--- START OF Data shown ---

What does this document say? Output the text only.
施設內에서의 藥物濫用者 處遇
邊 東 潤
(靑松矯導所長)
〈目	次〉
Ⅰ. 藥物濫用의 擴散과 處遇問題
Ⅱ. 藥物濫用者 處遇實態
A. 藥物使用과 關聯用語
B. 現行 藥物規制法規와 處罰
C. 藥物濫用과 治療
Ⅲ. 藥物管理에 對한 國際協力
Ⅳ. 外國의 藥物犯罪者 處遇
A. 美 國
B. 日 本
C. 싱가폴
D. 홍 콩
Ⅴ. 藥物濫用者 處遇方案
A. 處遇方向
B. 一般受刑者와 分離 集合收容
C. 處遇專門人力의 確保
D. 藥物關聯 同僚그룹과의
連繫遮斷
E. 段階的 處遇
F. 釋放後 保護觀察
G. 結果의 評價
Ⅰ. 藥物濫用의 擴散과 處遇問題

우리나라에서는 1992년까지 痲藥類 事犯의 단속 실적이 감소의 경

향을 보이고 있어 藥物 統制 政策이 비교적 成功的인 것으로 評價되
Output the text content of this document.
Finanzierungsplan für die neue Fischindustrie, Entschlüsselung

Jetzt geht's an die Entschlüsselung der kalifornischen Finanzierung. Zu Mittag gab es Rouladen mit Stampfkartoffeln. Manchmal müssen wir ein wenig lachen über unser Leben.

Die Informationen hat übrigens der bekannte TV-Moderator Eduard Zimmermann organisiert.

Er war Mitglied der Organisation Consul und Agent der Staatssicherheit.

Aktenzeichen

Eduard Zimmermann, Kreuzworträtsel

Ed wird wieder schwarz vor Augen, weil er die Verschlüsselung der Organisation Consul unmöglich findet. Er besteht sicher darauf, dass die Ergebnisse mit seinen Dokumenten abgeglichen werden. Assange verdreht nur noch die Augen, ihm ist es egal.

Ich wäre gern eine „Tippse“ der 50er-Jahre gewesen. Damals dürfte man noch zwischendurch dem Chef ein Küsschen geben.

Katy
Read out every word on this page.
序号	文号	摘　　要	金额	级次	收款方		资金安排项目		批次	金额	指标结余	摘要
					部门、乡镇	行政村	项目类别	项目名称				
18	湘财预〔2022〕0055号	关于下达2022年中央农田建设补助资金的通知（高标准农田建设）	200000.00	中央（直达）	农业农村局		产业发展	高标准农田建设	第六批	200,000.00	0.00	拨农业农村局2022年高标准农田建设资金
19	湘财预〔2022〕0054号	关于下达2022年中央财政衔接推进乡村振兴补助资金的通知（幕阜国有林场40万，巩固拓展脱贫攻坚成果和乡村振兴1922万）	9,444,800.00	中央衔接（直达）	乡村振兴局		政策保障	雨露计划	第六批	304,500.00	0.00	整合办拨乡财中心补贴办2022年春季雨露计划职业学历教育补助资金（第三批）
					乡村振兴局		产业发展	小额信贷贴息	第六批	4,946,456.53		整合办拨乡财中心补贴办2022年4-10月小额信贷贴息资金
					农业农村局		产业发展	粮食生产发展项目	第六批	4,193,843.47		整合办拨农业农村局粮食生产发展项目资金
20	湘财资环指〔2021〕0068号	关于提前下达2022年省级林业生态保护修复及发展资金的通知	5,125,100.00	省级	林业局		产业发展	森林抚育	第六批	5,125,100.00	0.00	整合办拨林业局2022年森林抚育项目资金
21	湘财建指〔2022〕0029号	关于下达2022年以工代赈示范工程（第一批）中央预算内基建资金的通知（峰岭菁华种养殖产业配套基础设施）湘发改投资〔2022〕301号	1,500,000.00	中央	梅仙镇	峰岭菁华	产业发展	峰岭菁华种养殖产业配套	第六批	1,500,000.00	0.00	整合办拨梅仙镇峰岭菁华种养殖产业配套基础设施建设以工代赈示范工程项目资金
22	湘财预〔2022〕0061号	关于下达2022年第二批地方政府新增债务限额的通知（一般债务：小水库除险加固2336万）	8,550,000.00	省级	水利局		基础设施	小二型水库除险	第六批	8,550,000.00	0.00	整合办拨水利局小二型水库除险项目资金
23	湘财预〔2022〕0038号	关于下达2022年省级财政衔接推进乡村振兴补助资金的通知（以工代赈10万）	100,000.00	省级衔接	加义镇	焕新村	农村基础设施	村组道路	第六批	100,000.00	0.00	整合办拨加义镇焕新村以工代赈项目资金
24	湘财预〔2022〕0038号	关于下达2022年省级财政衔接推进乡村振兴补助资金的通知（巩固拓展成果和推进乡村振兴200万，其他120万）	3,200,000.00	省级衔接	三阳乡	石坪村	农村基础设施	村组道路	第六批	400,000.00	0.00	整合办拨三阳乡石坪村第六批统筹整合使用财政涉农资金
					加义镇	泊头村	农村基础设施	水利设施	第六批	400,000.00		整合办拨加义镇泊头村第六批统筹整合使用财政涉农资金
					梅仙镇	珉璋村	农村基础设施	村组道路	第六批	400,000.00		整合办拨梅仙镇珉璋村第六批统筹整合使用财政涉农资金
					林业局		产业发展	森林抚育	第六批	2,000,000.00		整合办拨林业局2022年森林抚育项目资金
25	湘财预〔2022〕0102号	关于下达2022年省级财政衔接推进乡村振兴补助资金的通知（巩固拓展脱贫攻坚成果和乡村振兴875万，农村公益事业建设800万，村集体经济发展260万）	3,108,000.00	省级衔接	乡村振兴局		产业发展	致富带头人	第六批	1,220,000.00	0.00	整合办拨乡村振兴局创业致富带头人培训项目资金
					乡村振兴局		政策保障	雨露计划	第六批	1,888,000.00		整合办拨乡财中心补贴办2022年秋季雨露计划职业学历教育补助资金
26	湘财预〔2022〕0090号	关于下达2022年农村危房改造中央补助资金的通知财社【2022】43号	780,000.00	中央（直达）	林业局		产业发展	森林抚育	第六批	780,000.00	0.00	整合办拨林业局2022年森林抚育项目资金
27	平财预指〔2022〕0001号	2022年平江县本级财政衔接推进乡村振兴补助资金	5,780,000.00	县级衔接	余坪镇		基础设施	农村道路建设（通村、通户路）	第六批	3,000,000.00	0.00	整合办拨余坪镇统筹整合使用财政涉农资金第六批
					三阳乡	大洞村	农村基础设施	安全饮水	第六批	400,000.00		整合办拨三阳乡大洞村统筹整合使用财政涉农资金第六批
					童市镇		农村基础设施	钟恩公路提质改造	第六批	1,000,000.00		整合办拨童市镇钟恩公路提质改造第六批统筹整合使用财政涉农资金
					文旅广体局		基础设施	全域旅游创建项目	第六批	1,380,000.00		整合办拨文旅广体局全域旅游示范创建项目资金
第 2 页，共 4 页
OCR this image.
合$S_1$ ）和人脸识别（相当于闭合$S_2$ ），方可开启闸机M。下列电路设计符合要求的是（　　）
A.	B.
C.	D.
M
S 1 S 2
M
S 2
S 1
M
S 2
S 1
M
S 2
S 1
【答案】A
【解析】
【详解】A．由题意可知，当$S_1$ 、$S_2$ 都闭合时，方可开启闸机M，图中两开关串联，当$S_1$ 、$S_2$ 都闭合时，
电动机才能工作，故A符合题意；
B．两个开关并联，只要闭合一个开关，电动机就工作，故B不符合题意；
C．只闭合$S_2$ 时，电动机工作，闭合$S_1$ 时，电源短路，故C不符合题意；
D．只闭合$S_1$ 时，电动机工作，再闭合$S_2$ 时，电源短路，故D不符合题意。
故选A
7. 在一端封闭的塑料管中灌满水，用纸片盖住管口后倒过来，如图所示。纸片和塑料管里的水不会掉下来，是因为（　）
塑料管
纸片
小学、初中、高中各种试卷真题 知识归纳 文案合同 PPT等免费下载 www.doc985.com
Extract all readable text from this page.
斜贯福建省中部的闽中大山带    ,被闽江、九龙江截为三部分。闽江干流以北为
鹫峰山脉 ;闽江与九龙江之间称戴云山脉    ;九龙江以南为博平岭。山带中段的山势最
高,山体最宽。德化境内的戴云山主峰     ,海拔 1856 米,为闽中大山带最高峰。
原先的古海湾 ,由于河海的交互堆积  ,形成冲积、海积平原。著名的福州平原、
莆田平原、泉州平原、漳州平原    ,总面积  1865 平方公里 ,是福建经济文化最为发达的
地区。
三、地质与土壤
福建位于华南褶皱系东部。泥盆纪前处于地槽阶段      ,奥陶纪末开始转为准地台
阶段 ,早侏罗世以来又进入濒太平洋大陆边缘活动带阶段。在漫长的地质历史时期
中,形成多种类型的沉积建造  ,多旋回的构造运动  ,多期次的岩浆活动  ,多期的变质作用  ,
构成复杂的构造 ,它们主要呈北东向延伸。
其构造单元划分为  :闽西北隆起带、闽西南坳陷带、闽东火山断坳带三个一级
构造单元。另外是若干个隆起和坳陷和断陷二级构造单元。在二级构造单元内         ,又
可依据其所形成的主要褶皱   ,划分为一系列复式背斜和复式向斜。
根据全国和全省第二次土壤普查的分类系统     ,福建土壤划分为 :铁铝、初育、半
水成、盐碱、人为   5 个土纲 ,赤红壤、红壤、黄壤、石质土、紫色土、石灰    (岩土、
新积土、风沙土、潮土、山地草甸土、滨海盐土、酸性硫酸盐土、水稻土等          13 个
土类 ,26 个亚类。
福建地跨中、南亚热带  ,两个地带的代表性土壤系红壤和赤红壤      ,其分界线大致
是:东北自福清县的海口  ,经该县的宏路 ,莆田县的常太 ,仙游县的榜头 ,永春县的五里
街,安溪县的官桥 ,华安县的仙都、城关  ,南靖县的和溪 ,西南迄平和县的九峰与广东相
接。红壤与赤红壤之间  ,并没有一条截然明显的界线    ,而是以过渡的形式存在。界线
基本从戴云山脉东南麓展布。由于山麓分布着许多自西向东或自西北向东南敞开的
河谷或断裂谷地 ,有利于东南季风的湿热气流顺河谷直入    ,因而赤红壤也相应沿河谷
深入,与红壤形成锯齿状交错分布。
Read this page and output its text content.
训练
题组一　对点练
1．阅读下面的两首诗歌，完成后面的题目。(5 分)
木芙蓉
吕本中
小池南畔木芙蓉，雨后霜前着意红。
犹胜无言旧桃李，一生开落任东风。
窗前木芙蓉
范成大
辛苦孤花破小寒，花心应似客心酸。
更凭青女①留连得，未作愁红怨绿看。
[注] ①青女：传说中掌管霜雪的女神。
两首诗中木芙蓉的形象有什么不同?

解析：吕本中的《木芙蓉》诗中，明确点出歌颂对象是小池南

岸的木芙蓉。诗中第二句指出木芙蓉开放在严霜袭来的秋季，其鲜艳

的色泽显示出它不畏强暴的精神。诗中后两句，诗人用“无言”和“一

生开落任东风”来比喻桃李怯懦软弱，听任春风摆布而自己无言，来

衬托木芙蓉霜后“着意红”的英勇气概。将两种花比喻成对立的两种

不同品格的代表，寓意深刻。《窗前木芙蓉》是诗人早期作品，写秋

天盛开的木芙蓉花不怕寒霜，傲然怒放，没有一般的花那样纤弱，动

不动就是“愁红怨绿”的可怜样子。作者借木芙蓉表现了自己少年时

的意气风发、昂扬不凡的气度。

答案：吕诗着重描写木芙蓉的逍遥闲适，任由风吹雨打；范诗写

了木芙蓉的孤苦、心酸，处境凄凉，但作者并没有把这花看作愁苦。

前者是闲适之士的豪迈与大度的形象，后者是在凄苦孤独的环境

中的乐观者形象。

--- END OF Data shown ---

### Directions for this task:
Give back the lines above exactly, from the one with "Extract all readable text from this page." through the last line.

### Task response:
Extract all readable text from this page.
斜贯福建省中部的闽中大山带    ,被闽江、九龙江截为三部分。闽江干流以北为
鹫峰山脉 ;闽江与九龙江之间称戴云山脉    ;九龙江以南为博平岭。山带中段的山势最
高,山体最宽。德化境内的戴云山主峰     ,海拔 1856 米,为闽中大山带最高峰。
原先的古海湾 ,由于河海的交互堆积  ,形成冲积、海积平原。著名的福州平原、
莆田平原、泉州平原、漳州平原    ,总面积  1865 平方公里 ,是福建经济文化最为发达的
地区。
三、地质与土壤
福建位于华南褶皱系东部。泥盆纪前处于地槽阶段      ,奥陶纪末开始转为准地台
阶段 ,早侏罗世以来又进入濒太平洋大陆边缘活动带阶段。在漫长的地质历史时期
中,形成多种类型的沉积建造  ,多旋回的构造运动  ,多期次的岩浆活动  ,多期的变质作用  ,
构成复杂的构造 ,它们主要呈北东向延伸。
其构造单元划分为  :闽西北隆起带、闽西南坳陷带、闽东火山断坳带三个一级
构造单元。另外是若干个隆起和坳陷和断陷二级构造单元。在二级构造单元内         ,又
可依据其所形成的主要褶皱   ,划分为一系列复式背斜和复式向斜。
根据全国和全省第二次土壤普查的分类系统     ,福建土壤划分为 :铁铝、初育、半
水成、盐碱、人为   5 个土纲 ,赤红壤、红壤、黄壤、石质土、紫色土、石灰    (岩土、
新积土、风沙土、潮土、山地草甸土、滨海盐土、酸性硫酸盐土、水稻土等          13 个
土类 ,26 个亚类。
福建地跨中、南亚热带  ,两个地带的代表性土壤系红壤和赤红壤      ,其分界线大致
是:东北自福清县的海口  ,经该县的宏路 ,莆田县的常太 ,仙游县的榜头 ,永春县的五里
街,安溪县的官桥 ,华安县的仙都、城关  ,南靖县的和溪 ,西南迄平和县的九峰与广东相
接。红壤与赤红壤之间  ,并没有一条截然明显的界线    ,而是以过渡的形式存在。界线
基本从戴云山脉东南麓展布。由于山麓分布着许多自西向东或自西北向东南敞开的
河谷或断裂谷地 ,有利于东南季风的湿热气流顺河谷直入    ,因而赤红壤也相应沿河谷
深入,与红壤形成锯齿状交错分布。
Read this page and output its text content.
训练
题组一　对点练
1．阅读下面的两首诗歌，完成后面的题目。(5 分)
木芙蓉
吕本中
小池南畔木芙蓉，雨后霜前着意红。
犹胜无言旧桃李，一生开落任东风。
窗前木芙蓉
范成大
辛苦孤花破小寒，花心应似客心酸。
更凭青女①留连得，未作愁红怨绿看。
[注] ①青女：传说中掌管霜雪的女神。
两首诗中木芙蓉的形象有什么不同?

解析：吕本中的《木芙蓉》诗中，明确点出歌颂对象是小池南

岸的木芙蓉。诗中第二句指出木芙蓉开放在严霜袭来的秋季，其鲜艳

的色泽显示出它不畏强暴的精神。诗中后两句，诗人用“无言”和“一

生开落任东风”来比喻桃李怯懦软弱，听任春风摆布而自己无言，来

衬托木芙蓉霜后“着意红”的英勇气概。将两种花比喻成对立的两种

不同品格的代表，寓意深刻。《窗前木芙蓉》是诗人早期作品，写秋

天盛开的木芙蓉花不怕寒霜，傲然怒放，没有一般的花那样纤弱，动

不动就是“愁红怨绿”的可怜样子。作者借木芙蓉表现了自己少年时

的意气风发、昂扬不凡的气度。

答案：吕诗着重描写木芙蓉的逍遥闲适，任由风吹雨打；范诗写

了木芙蓉的孤苦、心酸，处境凄凉，但作者并没有把这花看作愁苦。

前者是闲适之士的豪迈与大度的形象，后者是在凄苦孤独的环境

中的乐观者形象。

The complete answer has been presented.